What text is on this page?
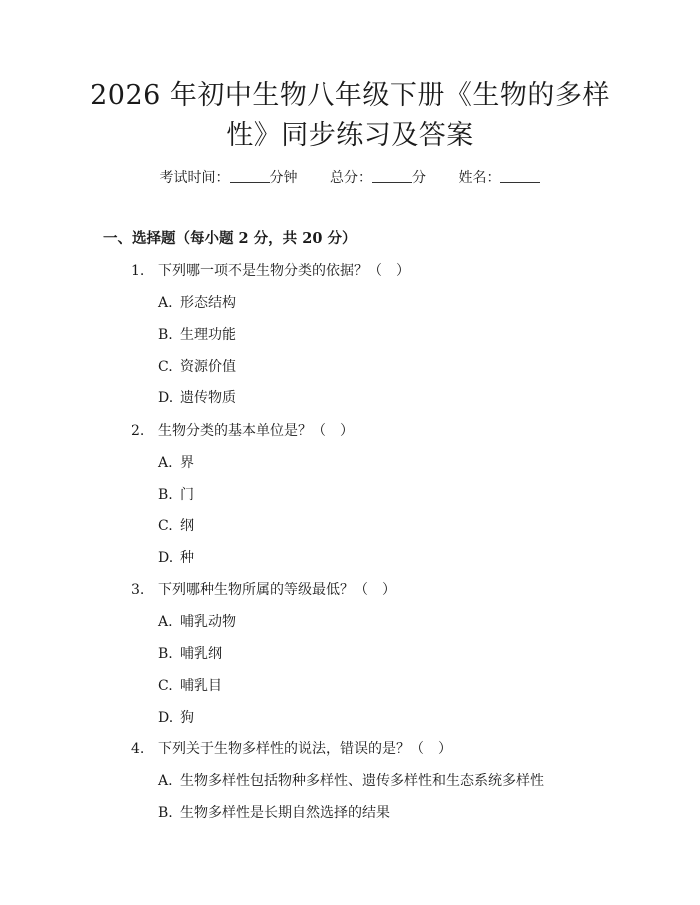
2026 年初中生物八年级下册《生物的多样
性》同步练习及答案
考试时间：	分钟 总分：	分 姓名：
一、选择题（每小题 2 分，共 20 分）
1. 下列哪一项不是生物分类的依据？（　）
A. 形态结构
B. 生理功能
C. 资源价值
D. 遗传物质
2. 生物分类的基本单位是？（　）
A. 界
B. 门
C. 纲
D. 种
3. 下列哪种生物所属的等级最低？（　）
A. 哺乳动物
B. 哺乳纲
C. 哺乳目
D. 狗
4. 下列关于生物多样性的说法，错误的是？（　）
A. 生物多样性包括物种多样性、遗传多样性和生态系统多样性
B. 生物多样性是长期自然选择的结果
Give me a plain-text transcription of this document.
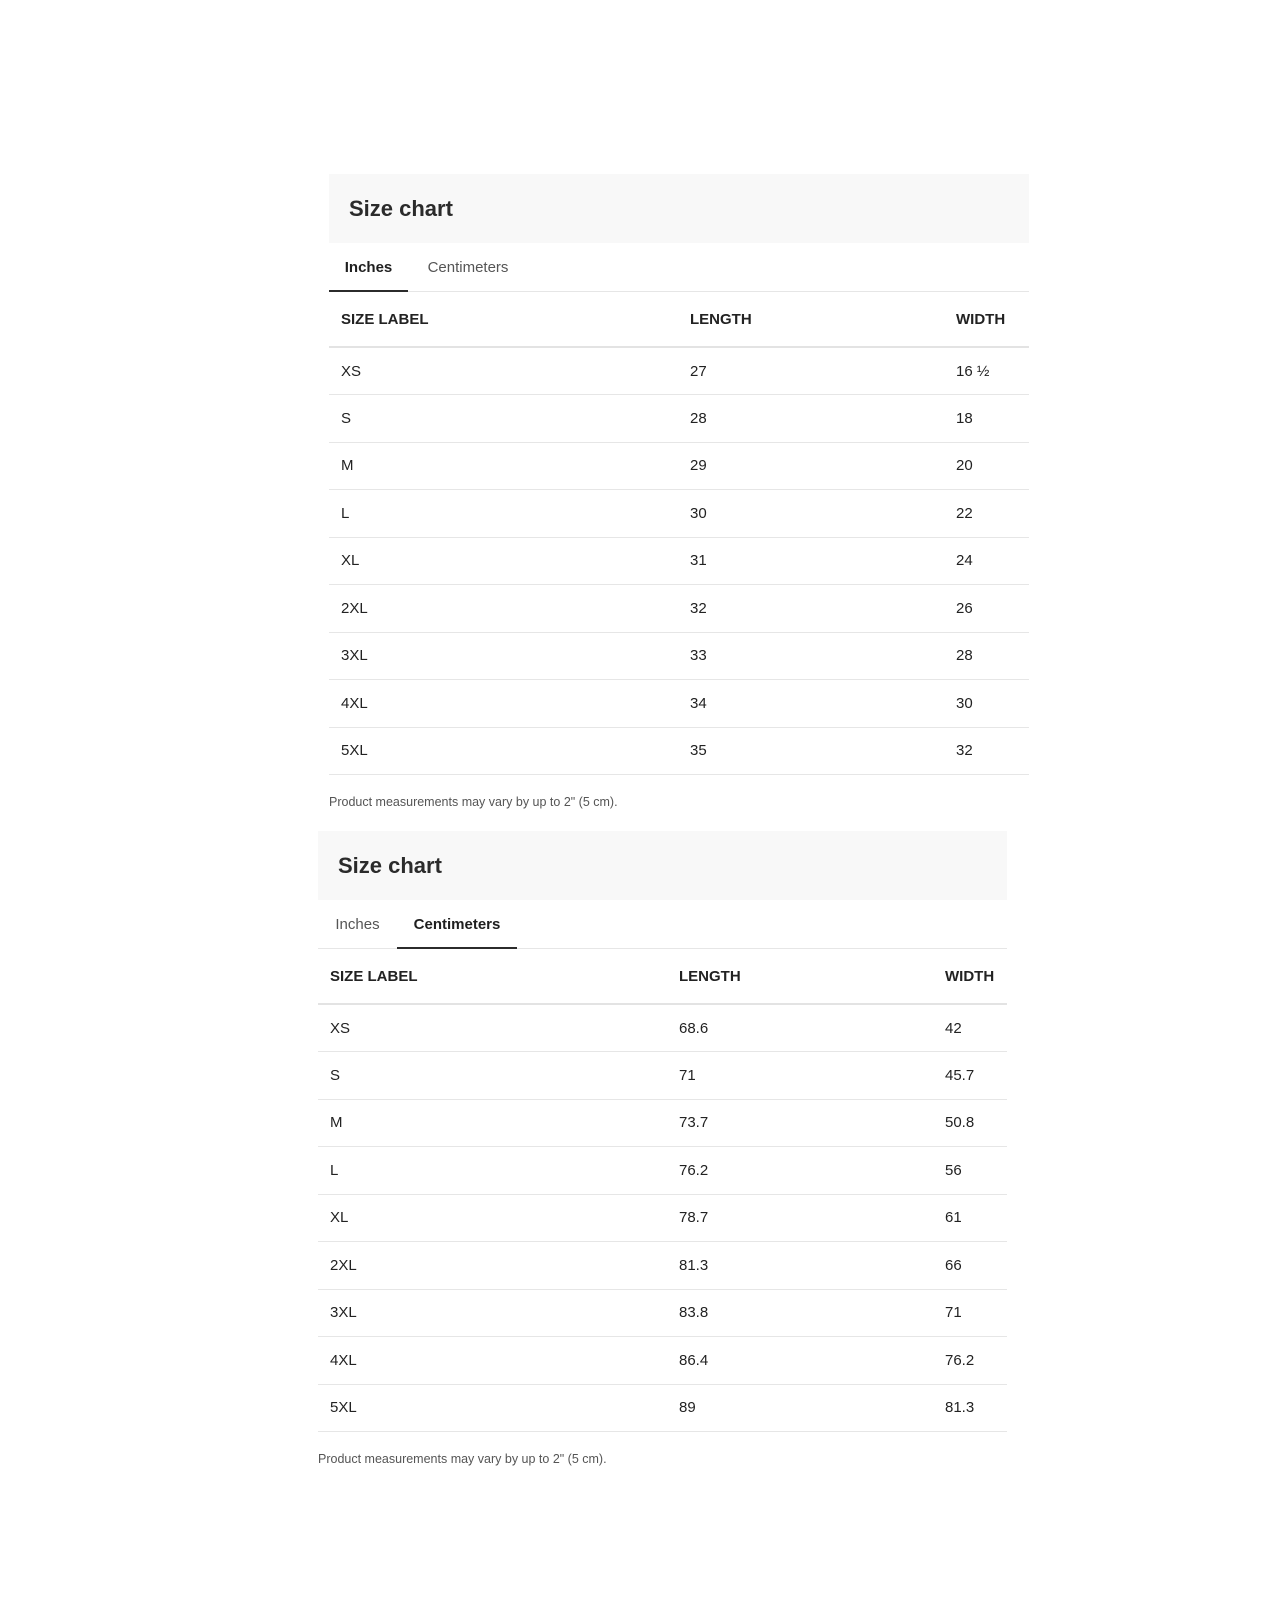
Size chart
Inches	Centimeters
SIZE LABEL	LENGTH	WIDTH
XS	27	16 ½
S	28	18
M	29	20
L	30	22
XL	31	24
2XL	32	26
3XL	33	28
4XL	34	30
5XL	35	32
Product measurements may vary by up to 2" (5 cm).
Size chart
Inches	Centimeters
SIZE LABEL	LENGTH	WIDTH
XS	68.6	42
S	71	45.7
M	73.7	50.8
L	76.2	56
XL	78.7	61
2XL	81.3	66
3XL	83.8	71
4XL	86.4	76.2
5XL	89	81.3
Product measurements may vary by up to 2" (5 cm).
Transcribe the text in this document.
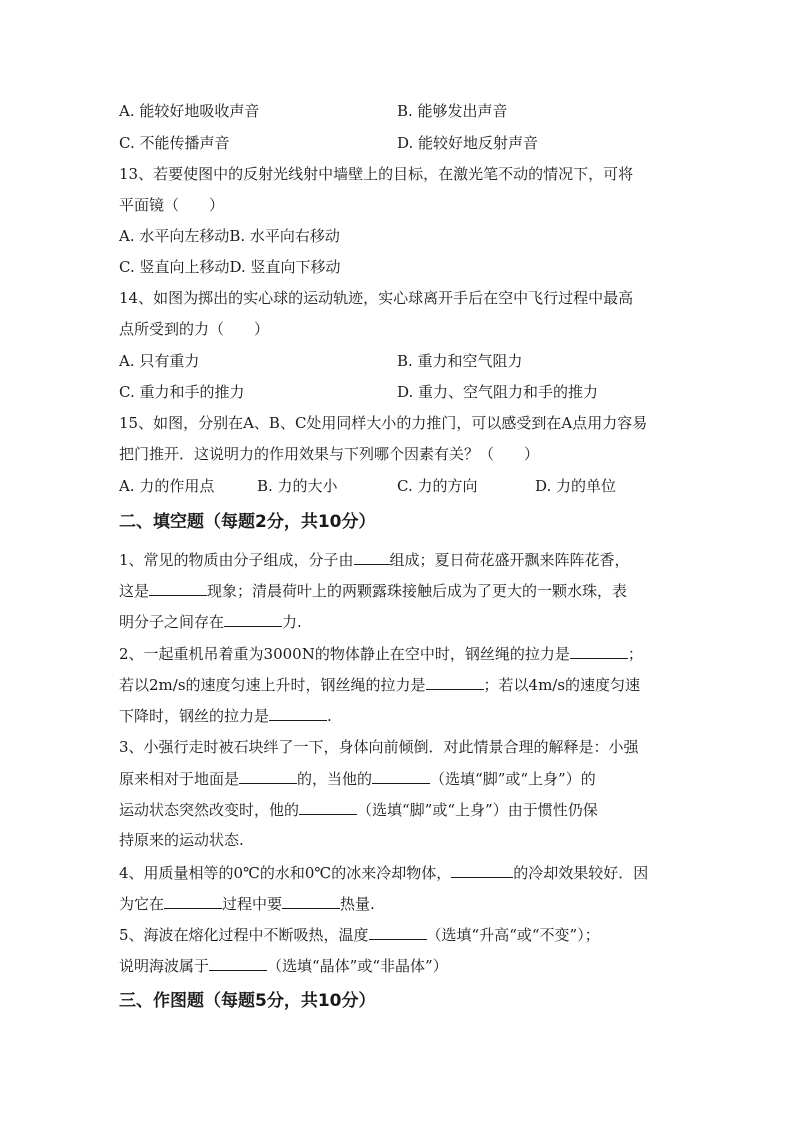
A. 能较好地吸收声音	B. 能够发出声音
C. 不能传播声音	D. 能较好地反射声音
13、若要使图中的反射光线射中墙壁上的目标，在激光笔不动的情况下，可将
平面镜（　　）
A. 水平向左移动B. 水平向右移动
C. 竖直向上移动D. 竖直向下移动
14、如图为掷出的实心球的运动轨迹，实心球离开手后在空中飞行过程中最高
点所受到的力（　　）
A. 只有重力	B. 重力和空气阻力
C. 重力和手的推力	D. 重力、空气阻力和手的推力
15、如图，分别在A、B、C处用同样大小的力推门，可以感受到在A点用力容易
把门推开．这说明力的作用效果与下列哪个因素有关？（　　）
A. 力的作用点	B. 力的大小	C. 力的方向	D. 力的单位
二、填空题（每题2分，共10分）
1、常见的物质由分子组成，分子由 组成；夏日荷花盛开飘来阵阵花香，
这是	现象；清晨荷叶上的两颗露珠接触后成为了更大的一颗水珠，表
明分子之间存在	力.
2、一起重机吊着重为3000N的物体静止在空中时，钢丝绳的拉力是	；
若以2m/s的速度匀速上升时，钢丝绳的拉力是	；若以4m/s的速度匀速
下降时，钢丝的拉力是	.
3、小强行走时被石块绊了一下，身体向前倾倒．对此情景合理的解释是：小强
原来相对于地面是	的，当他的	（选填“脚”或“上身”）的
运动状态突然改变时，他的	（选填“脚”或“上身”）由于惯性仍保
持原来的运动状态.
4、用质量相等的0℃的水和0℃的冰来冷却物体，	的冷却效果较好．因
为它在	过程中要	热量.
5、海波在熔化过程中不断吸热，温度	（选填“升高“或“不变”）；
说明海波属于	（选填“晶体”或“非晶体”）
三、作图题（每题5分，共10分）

INSTRUCTION: Skipping the pictures, transcribe each line above exactly as it appears.

TASK SOLUTION:
What text is on this page?
2026 年初中生物八年级下册《生物的多样
性》同步练习及答案
考试时间：	分钟 总分：	分 姓名：
一、选择题（每小题 2 分，共 20 分）
1. 下列哪一项不是生物分类的依据？（　）
A. 形态结构
B. 生理功能
C. 资源价值
D. 遗传物质
2. 生物分类的基本单位是？（　）
A. 界
B. 门
C. 纲
D. 种
3. 下列哪种生物所属的等级最低？（　）
A. 哺乳动物
B. 哺乳纲
C. 哺乳目
D. 狗
4. 下列关于生物多样性的说法，错误的是？（　）
A. 生物多样性包括物种多样性、遗传多样性和生态系统多样性
B. 生物多样性是长期自然选择的结果
Give me a plain-text transcription of this document.
Size chart
Inches	Centimeters
SIZE LABEL	LENGTH	WIDTH
XS	27	16 ½
S	28	18
M	29	20
L	30	22
XL	31	24
2XL	32	26
3XL	33	28
4XL	34	30
5XL	35	32
Product measurements may vary by up to 2" (5 cm).
Size chart
Inches	Centimeters
SIZE LABEL	LENGTH	WIDTH
XS	68.6	42
S	71	45.7
M	73.7	50.8
L	76.2	56
XL	78.7	61
2XL	81.3	66
3XL	83.8	71
4XL	86.4	76.2
5XL	89	81.3
Product measurements may vary by up to 2" (5 cm).
Transcribe the text in this document.
A. 能较好地吸收声音	B. 能够发出声音
C. 不能传播声音	D. 能较好地反射声音
13、若要使图中的反射光线射中墙壁上的目标，在激光笔不动的情况下，可将
平面镜（　　）
A. 水平向左移动B. 水平向右移动
C. 竖直向上移动D. 竖直向下移动
14、如图为掷出的实心球的运动轨迹，实心球离开手后在空中飞行过程中最高
点所受到的力（　　）
A. 只有重力	B. 重力和空气阻力
C. 重力和手的推力	D. 重力、空气阻力和手的推力
15、如图，分别在A、B、C处用同样大小的力推门，可以感受到在A点用力容易
把门推开．这说明力的作用效果与下列哪个因素有关？（　　）
A. 力的作用点	B. 力的大小	C. 力的方向	D. 力的单位
二、填空题（每题2分，共10分）
1、常见的物质由分子组成，分子由 组成；夏日荷花盛开飘来阵阵花香，
这是	现象；清晨荷叶上的两颗露珠接触后成为了更大的一颗水珠，表
明分子之间存在	力.
2、一起重机吊着重为3000N的物体静止在空中时，钢丝绳的拉力是	；
若以2m/s的速度匀速上升时，钢丝绳的拉力是	；若以4m/s的速度匀速
下降时，钢丝的拉力是	.
3、小强行走时被石块绊了一下，身体向前倾倒．对此情景合理的解释是：小强
原来相对于地面是	的，当他的	（选填“脚”或“上身”）的
运动状态突然改变时，他的	（选填“脚”或“上身”）由于惯性仍保
持原来的运动状态.
4、用质量相等的0℃的水和0℃的冰来冷却物体，	的冷却效果较好．因
为它在	过程中要	热量.
5、海波在熔化过程中不断吸热，温度	（选填“升高“或“不变”）；
说明海波属于	（选填“晶体”或“非晶体”）
三、作图题（每题5分，共10分）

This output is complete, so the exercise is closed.